**Material to process:**

— Start —

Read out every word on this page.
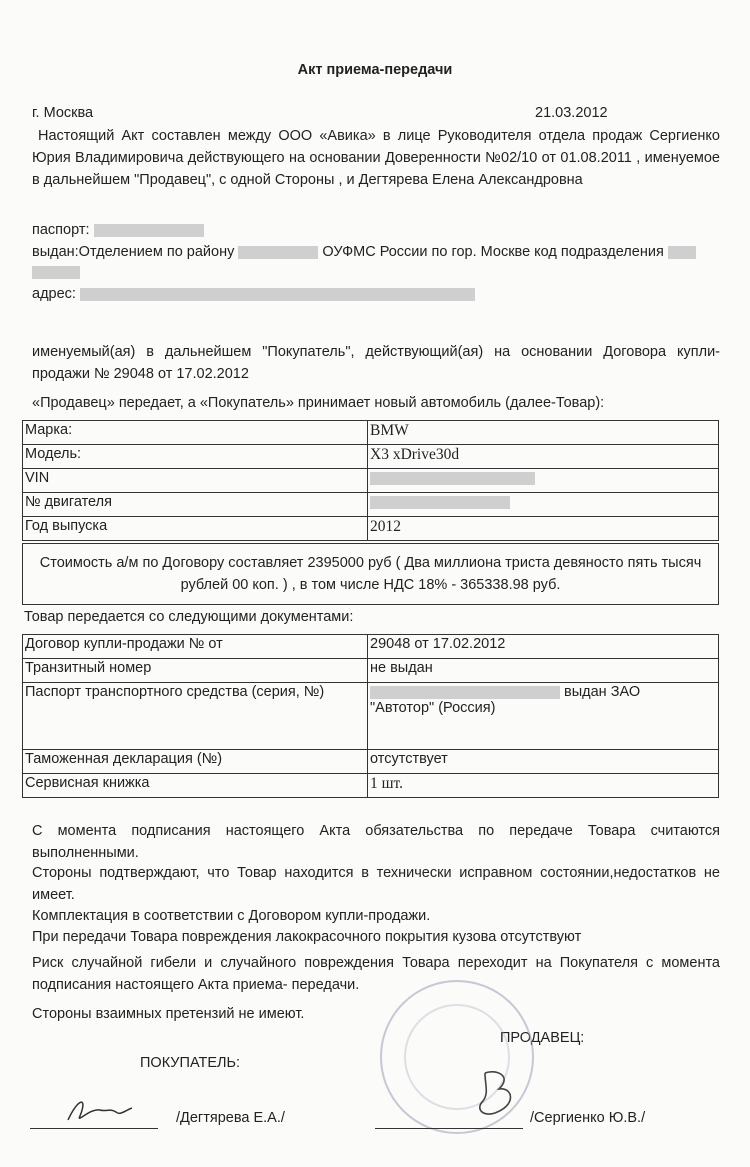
Акт приема-передачи
г. Москва	21.03.2012
Настоящий Акт составлен между ООО «Авика» в лице Руководителя отдела продаж Сергиенко Юрия Владимировича действующего на основании Доверенности №02/10 от 01.08.2011 , именуемое в дальнейшем "Продавец", с одной Стороны , и Дегтярева Елена Александровна
паспорт:
выдан:Отделением по району	ОУФМС России по гор. Москве код подразделения
адрес:
именуемый(ая) в дальнейшем "Покупатель", действующий(ая) на основании Договора купли-продажи № 29048 от 17.02.2012
«Продавец» передает, а «Покупатель» принимает новый автомобиль (далее-Товар):
Марка:	BMW
Модель:	X3 xDrive30d
VIN	
№ двигателя	
Год выпуска	2012
Стоимость а/м по Договору составляет 2395000 руб ( Два миллиона триста девяносто пять тысяч рублей 00 коп. ) , в том числе НДС 18% - 365338.98 руб.
Товар передается со следующими документами:
Договор купли-продажи № от	29048 от 17.02.2012
Транзитный номер	не выдан
Паспорт транспортного средства (серия, №)	выдан ЗАО
"Автотор" (Россия)
Таможенная декларация (№)	отсутствует
Сервисная книжка	1 шт.
С момента подписания настоящего Акта обязательства по передаче Товара считаются выполненными.
Стороны подтверждают, что Товар находится в технически исправном состоянии,недостатков не имеет.
Комплектация в соответствии с Договором купли-продажи.
При передачи Товара повреждения лакокрасочного покрытия кузова отсутствуют
Риск случайной гибели и случайного повреждения Товара переходит на Покупателя с момента подписания настоящего Акта приема- передачи.
Стороны взаимных претензий не имеют.
ПОКУПАТЕЛЬ:
ПРОДАВЕЦ:
/Дегтярева Е.А./	/Сергиенко Ю.В./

— End —

Your task is to repeat the data above exactly while excluding the pictures.

**Answer to the problem:**
Read out every word on this page.
Акт приема-передачи
г. Москва	21.03.2012
Настоящий Акт составлен между ООО «Авика» в лице Руководителя отдела продаж Сергиенко Юрия Владимировича действующего на основании Доверенности №02/10 от 01.08.2011 , именуемое в дальнейшем "Продавец", с одной Стороны , и Дегтярева Елена Александровна
паспорт:
выдан:Отделением по району	ОУФМС России по гор. Москве код подразделения
адрес:
именуемый(ая) в дальнейшем "Покупатель", действующий(ая) на основании Договора купли-продажи № 29048 от 17.02.2012
«Продавец» передает, а «Покупатель» принимает новый автомобиль (далее-Товар):
Марка:	BMW
Модель:	X3 xDrive30d
VIN	
№ двигателя	
Год выпуска	2012
Стоимость а/м по Договору составляет 2395000 руб ( Два миллиона триста девяносто пять тысяч рублей 00 коп. ) , в том числе НДС 18% - 365338.98 руб.
Товар передается со следующими документами:
Договор купли-продажи № от	29048 от 17.02.2012
Транзитный номер	не выдан
Паспорт транспортного средства (серия, №)	выдан ЗАО
"Автотор" (Россия)
Таможенная декларация (№)	отсутствует
Сервисная книжка	1 шт.
С момента подписания настоящего Акта обязательства по передаче Товара считаются выполненными.
Стороны подтверждают, что Товар находится в технически исправном состоянии,недостатков не имеет.
Комплектация в соответствии с Договором купли-продажи.
При передачи Товара повреждения лакокрасочного покрытия кузова отсутствуют
Риск случайной гибели и случайного повреждения Товара переходит на Покупателя с момента подписания настоящего Акта приема- передачи.
Стороны взаимных претензий не имеют.
ПОКУПАТЕЛЬ:
ПРОДАВЕЦ:
/Дегтярева Е.А./	/Сергиенко Ю.В./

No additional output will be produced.